=== EXERCISE BRIEF ===
Work out how many lines in the data hold the word "date", and reply with that number only.
------------------------------------------------
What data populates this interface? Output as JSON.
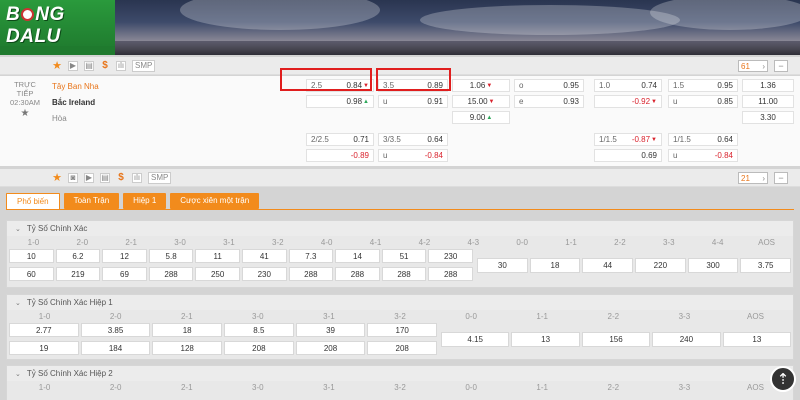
{
  "logo": {
    "prefix": "B",
    "suffix": "NG",
    "word2": "DALU"
  },
  "toolbar1": {
    "smp": "SMP",
    "pager": "61"
  },
  "toolbar2": {
    "smp": "SMP",
    "pager": "21"
  },
  "match": {
    "live_label": "TRỰC TIẾP",
    "time": "02:30AM",
    "home": "Tây Ban Nha",
    "away": "Bắc Ireland",
    "draw": "Hòa"
  },
  "odds": {
    "hdp1": {
      "line": "2.5",
      "home": "0.84",
      "away": "0.98"
    },
    "ou1": {
      "line": "3.5",
      "over": "0.89",
      "u": "u",
      "under": "0.91"
    },
    "x12": {
      "home": "1.06",
      "away": "15.00",
      "draw": "9.00"
    },
    "oe": {
      "o": "o",
      "ov": "0.95",
      "e": "e",
      "ev": "0.93"
    },
    "hdp_h1": {
      "line": "1.0",
      "home": "0.74",
      "away": "-0.92"
    },
    "ou_h1": {
      "line": "1.5",
      "over": "0.95",
      "u": "u",
      "under": "0.85"
    },
    "x12_h1": {
      "home": "1.36",
      "away": "11.00",
      "draw": "3.30"
    },
    "hdp2": {
      "line": "2/2.5",
      "home": "0.71",
      "away": "-0.89"
    },
    "ou2": {
      "line": "3/3.5",
      "over": "0.64",
      "u": "u",
      "under": "-0.84"
    },
    "hdp_h1_2": {
      "line": "1/1.5",
      "home": "-0.87",
      "away": "0.69"
    },
    "ou_h1_2": {
      "line": "1/1.5",
      "over": "0.64",
      "u": "u",
      "under": "-0.84"
    }
  },
  "tabs": [
    "Phổ biến",
    "Toàn Trận",
    "Hiệp 1",
    "Cược xiên một trận"
  ],
  "sec1": {
    "title": "Tỷ Số Chính Xác",
    "labels": [
      "1-0",
      "2-0",
      "2-1",
      "3-0",
      "3-1",
      "3-2",
      "4-0",
      "4-1",
      "4-2",
      "4-3",
      "0-0",
      "1-1",
      "2-2",
      "3-3",
      "4-4",
      "AOS"
    ],
    "row1": [
      "10",
      "6.2",
      "12",
      "5.8",
      "11",
      "41",
      "7.3",
      "14",
      "51",
      "230"
    ],
    "row2": [
      "60",
      "219",
      "69",
      "288",
      "250",
      "230",
      "288",
      "288",
      "288",
      "288"
    ],
    "mid": [
      "30",
      "18",
      "44",
      "220",
      "300",
      "3.75"
    ]
  },
  "sec2": {
    "title": "Tỷ Số Chính Xác Hiệp 1",
    "labels": [
      "1-0",
      "2-0",
      "2-1",
      "3-0",
      "3-1",
      "3-2",
      "0-0",
      "1-1",
      "2-2",
      "3-3",
      "AOS"
    ],
    "row1": [
      "2.77",
      "3.85",
      "18",
      "8.5",
      "39",
      "170"
    ],
    "row2": [
      "19",
      "184",
      "128",
      "208",
      "208",
      "208"
    ],
    "mid": [
      "4.15",
      "13",
      "156",
      "240",
      "13"
    ]
  },
  "sec3": {
    "title": "Tỷ Số Chính Xác Hiệp 2",
    "labels": [
      "1-0",
      "2-0",
      "2-1",
      "3-0",
      "3-1",
      "3-2",
      "0-0",
      "1-1",
      "2-2",
      "3-3",
      "AOS"
    ]
  },
  "colors": {
    "accent": "#f28b1c",
    "red": "#d9232d",
    "green": "#2ea85a",
    "logo_bg": "#2a9a3c"
  }
}
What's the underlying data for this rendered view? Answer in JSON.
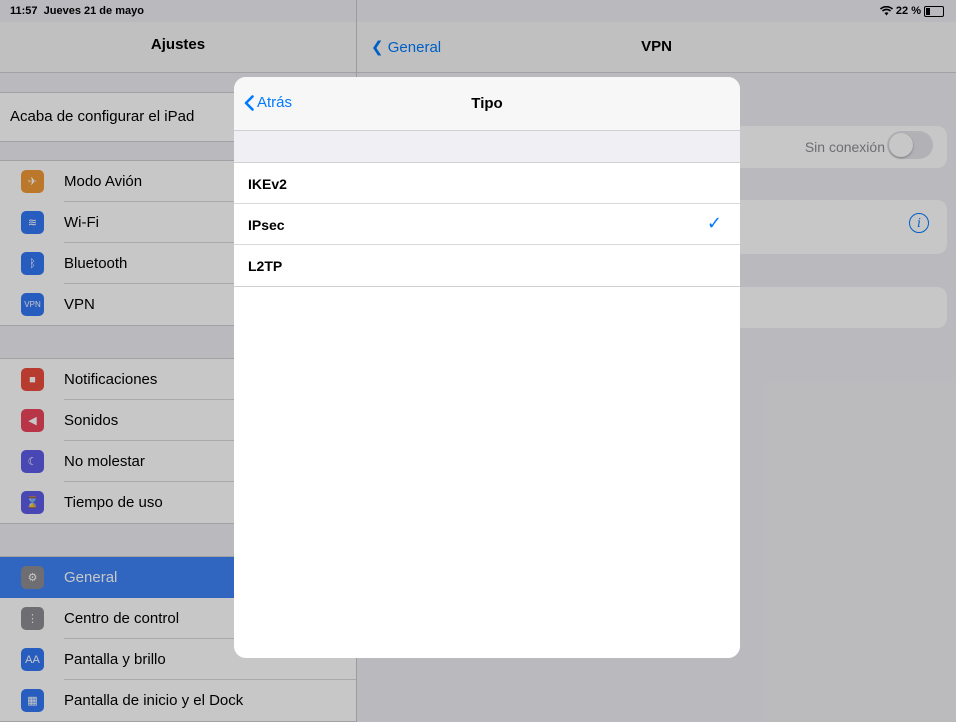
{
  "status_bar": {
    "time": "11:57",
    "date": "Jueves 21 de mayo",
    "wifi_icon": "wifi-icon",
    "battery_percent": "22 %",
    "battery_level": 0.22
  },
  "sidebar": {
    "title": "Ajustes",
    "setup_text": "Acaba de configurar el iPad",
    "groups": [
      [
        {
          "label": "Modo Avión",
          "icon": "airplane-icon",
          "color": "#f19a37"
        },
        {
          "label": "Wi-Fi",
          "icon": "wifi-icon",
          "color": "#3478f6"
        },
        {
          "label": "Bluetooth",
          "icon": "bluetooth-icon",
          "color": "#3478f6"
        },
        {
          "label": "VPN",
          "icon": "vpn-icon",
          "color": "#3478f6"
        }
      ],
      [
        {
          "label": "Notificaciones",
          "icon": "notifications-icon",
          "color": "#eb4d3d"
        },
        {
          "label": "Sonidos",
          "icon": "sounds-icon",
          "color": "#eb445a"
        },
        {
          "label": "No molestar",
          "icon": "moon-icon",
          "color": "#5e5ce6"
        },
        {
          "label": "Tiempo de uso",
          "icon": "hourglass-icon",
          "color": "#5e5ce6"
        }
      ],
      [
        {
          "label": "General",
          "icon": "gear-icon",
          "color": "#8e8e93",
          "selected": true
        },
        {
          "label": "Centro de control",
          "icon": "control-center-icon",
          "color": "#8e8e93"
        },
        {
          "label": "Pantalla y brillo",
          "icon": "display-icon",
          "color": "#3478f6"
        },
        {
          "label": "Pantalla de inicio y el Dock",
          "icon": "home-screen-icon",
          "color": "#3478f6"
        }
      ]
    ]
  },
  "detail": {
    "back_label": "General",
    "title": "VPN",
    "status_label": "Sin conexión",
    "info_icon": "info-icon"
  },
  "modal": {
    "back_label": "Atrás",
    "title": "Tipo",
    "options": [
      {
        "label": "IKEv2",
        "checked": false
      },
      {
        "label": "IPsec",
        "checked": true
      },
      {
        "label": "L2TP",
        "checked": false
      }
    ],
    "check_glyph": "✓"
  },
  "colors": {
    "accent": "#007aff",
    "selected_row": "#3e82f7"
  }
}
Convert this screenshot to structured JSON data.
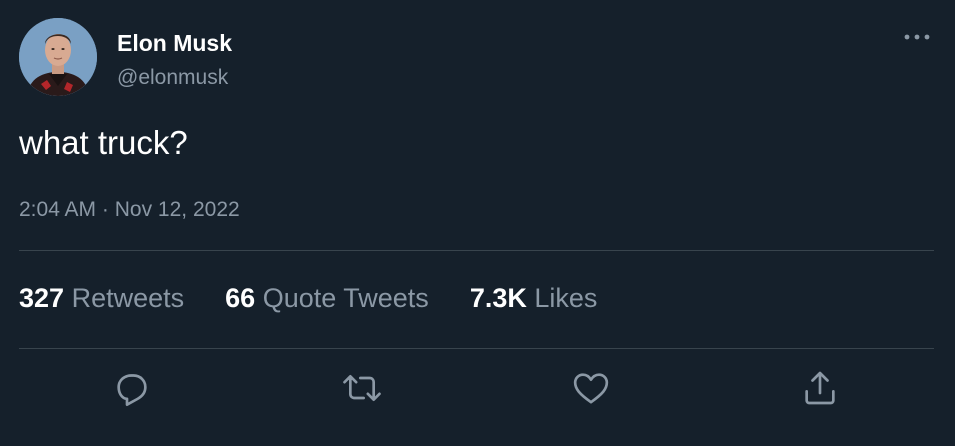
{
  "tweet": {
    "author": {
      "name": "Elon Musk",
      "handle": "@elonmusk"
    },
    "text": "what truck?",
    "time": "2:04 AM",
    "separator": "·",
    "date": "Nov 12, 2022",
    "stats": [
      {
        "value": "327",
        "label": "Retweets"
      },
      {
        "value": "66",
        "label": "Quote Tweets"
      },
      {
        "value": "7.3K",
        "label": "Likes"
      }
    ],
    "actions": {
      "icons": [
        "reply-icon",
        "retweet-icon",
        "like-icon",
        "share-icon"
      ]
    },
    "menu_icon": "more-options-icon"
  },
  "colors": {
    "background": "#15202b",
    "primary_text": "#ffffff",
    "secondary_text": "#8b98a5",
    "divider": "#38444d"
  }
}
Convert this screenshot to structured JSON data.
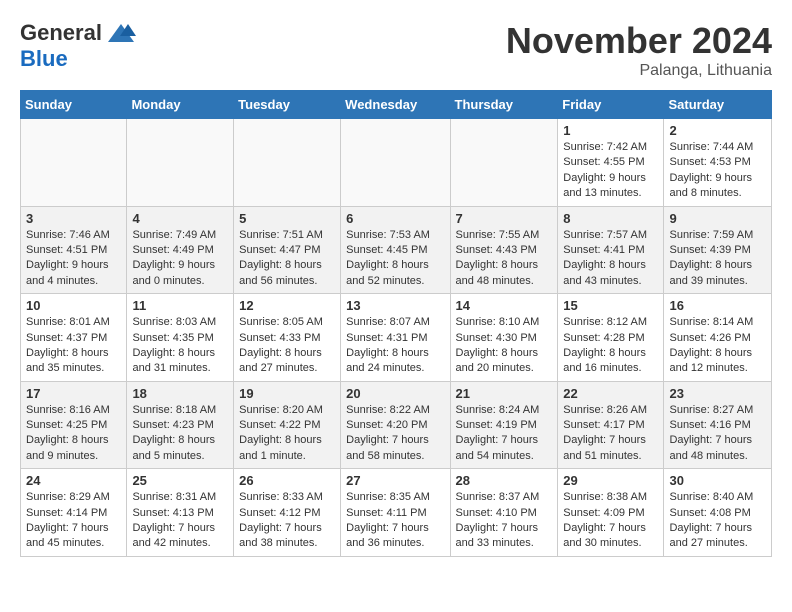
{
  "header": {
    "logo_general": "General",
    "logo_blue": "Blue",
    "month_title": "November 2024",
    "location": "Palanga, Lithuania"
  },
  "weekdays": [
    "Sunday",
    "Monday",
    "Tuesday",
    "Wednesday",
    "Thursday",
    "Friday",
    "Saturday"
  ],
  "weeks": [
    [
      {
        "day": "",
        "info": ""
      },
      {
        "day": "",
        "info": ""
      },
      {
        "day": "",
        "info": ""
      },
      {
        "day": "",
        "info": ""
      },
      {
        "day": "",
        "info": ""
      },
      {
        "day": "1",
        "info": "Sunrise: 7:42 AM\nSunset: 4:55 PM\nDaylight: 9 hours\nand 13 minutes."
      },
      {
        "day": "2",
        "info": "Sunrise: 7:44 AM\nSunset: 4:53 PM\nDaylight: 9 hours\nand 8 minutes."
      }
    ],
    [
      {
        "day": "3",
        "info": "Sunrise: 7:46 AM\nSunset: 4:51 PM\nDaylight: 9 hours\nand 4 minutes."
      },
      {
        "day": "4",
        "info": "Sunrise: 7:49 AM\nSunset: 4:49 PM\nDaylight: 9 hours\nand 0 minutes."
      },
      {
        "day": "5",
        "info": "Sunrise: 7:51 AM\nSunset: 4:47 PM\nDaylight: 8 hours\nand 56 minutes."
      },
      {
        "day": "6",
        "info": "Sunrise: 7:53 AM\nSunset: 4:45 PM\nDaylight: 8 hours\nand 52 minutes."
      },
      {
        "day": "7",
        "info": "Sunrise: 7:55 AM\nSunset: 4:43 PM\nDaylight: 8 hours\nand 48 minutes."
      },
      {
        "day": "8",
        "info": "Sunrise: 7:57 AM\nSunset: 4:41 PM\nDaylight: 8 hours\nand 43 minutes."
      },
      {
        "day": "9",
        "info": "Sunrise: 7:59 AM\nSunset: 4:39 PM\nDaylight: 8 hours\nand 39 minutes."
      }
    ],
    [
      {
        "day": "10",
        "info": "Sunrise: 8:01 AM\nSunset: 4:37 PM\nDaylight: 8 hours\nand 35 minutes."
      },
      {
        "day": "11",
        "info": "Sunrise: 8:03 AM\nSunset: 4:35 PM\nDaylight: 8 hours\nand 31 minutes."
      },
      {
        "day": "12",
        "info": "Sunrise: 8:05 AM\nSunset: 4:33 PM\nDaylight: 8 hours\nand 27 minutes."
      },
      {
        "day": "13",
        "info": "Sunrise: 8:07 AM\nSunset: 4:31 PM\nDaylight: 8 hours\nand 24 minutes."
      },
      {
        "day": "14",
        "info": "Sunrise: 8:10 AM\nSunset: 4:30 PM\nDaylight: 8 hours\nand 20 minutes."
      },
      {
        "day": "15",
        "info": "Sunrise: 8:12 AM\nSunset: 4:28 PM\nDaylight: 8 hours\nand 16 minutes."
      },
      {
        "day": "16",
        "info": "Sunrise: 8:14 AM\nSunset: 4:26 PM\nDaylight: 8 hours\nand 12 minutes."
      }
    ],
    [
      {
        "day": "17",
        "info": "Sunrise: 8:16 AM\nSunset: 4:25 PM\nDaylight: 8 hours\nand 9 minutes."
      },
      {
        "day": "18",
        "info": "Sunrise: 8:18 AM\nSunset: 4:23 PM\nDaylight: 8 hours\nand 5 minutes."
      },
      {
        "day": "19",
        "info": "Sunrise: 8:20 AM\nSunset: 4:22 PM\nDaylight: 8 hours\nand 1 minute."
      },
      {
        "day": "20",
        "info": "Sunrise: 8:22 AM\nSunset: 4:20 PM\nDaylight: 7 hours\nand 58 minutes."
      },
      {
        "day": "21",
        "info": "Sunrise: 8:24 AM\nSunset: 4:19 PM\nDaylight: 7 hours\nand 54 minutes."
      },
      {
        "day": "22",
        "info": "Sunrise: 8:26 AM\nSunset: 4:17 PM\nDaylight: 7 hours\nand 51 minutes."
      },
      {
        "day": "23",
        "info": "Sunrise: 8:27 AM\nSunset: 4:16 PM\nDaylight: 7 hours\nand 48 minutes."
      }
    ],
    [
      {
        "day": "24",
        "info": "Sunrise: 8:29 AM\nSunset: 4:14 PM\nDaylight: 7 hours\nand 45 minutes."
      },
      {
        "day": "25",
        "info": "Sunrise: 8:31 AM\nSunset: 4:13 PM\nDaylight: 7 hours\nand 42 minutes."
      },
      {
        "day": "26",
        "info": "Sunrise: 8:33 AM\nSunset: 4:12 PM\nDaylight: 7 hours\nand 38 minutes."
      },
      {
        "day": "27",
        "info": "Sunrise: 8:35 AM\nSunset: 4:11 PM\nDaylight: 7 hours\nand 36 minutes."
      },
      {
        "day": "28",
        "info": "Sunrise: 8:37 AM\nSunset: 4:10 PM\nDaylight: 7 hours\nand 33 minutes."
      },
      {
        "day": "29",
        "info": "Sunrise: 8:38 AM\nSunset: 4:09 PM\nDaylight: 7 hours\nand 30 minutes."
      },
      {
        "day": "30",
        "info": "Sunrise: 8:40 AM\nSunset: 4:08 PM\nDaylight: 7 hours\nand 27 minutes."
      }
    ]
  ]
}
------------------------------------------------
=== EXERCISE OUTPUT ===
2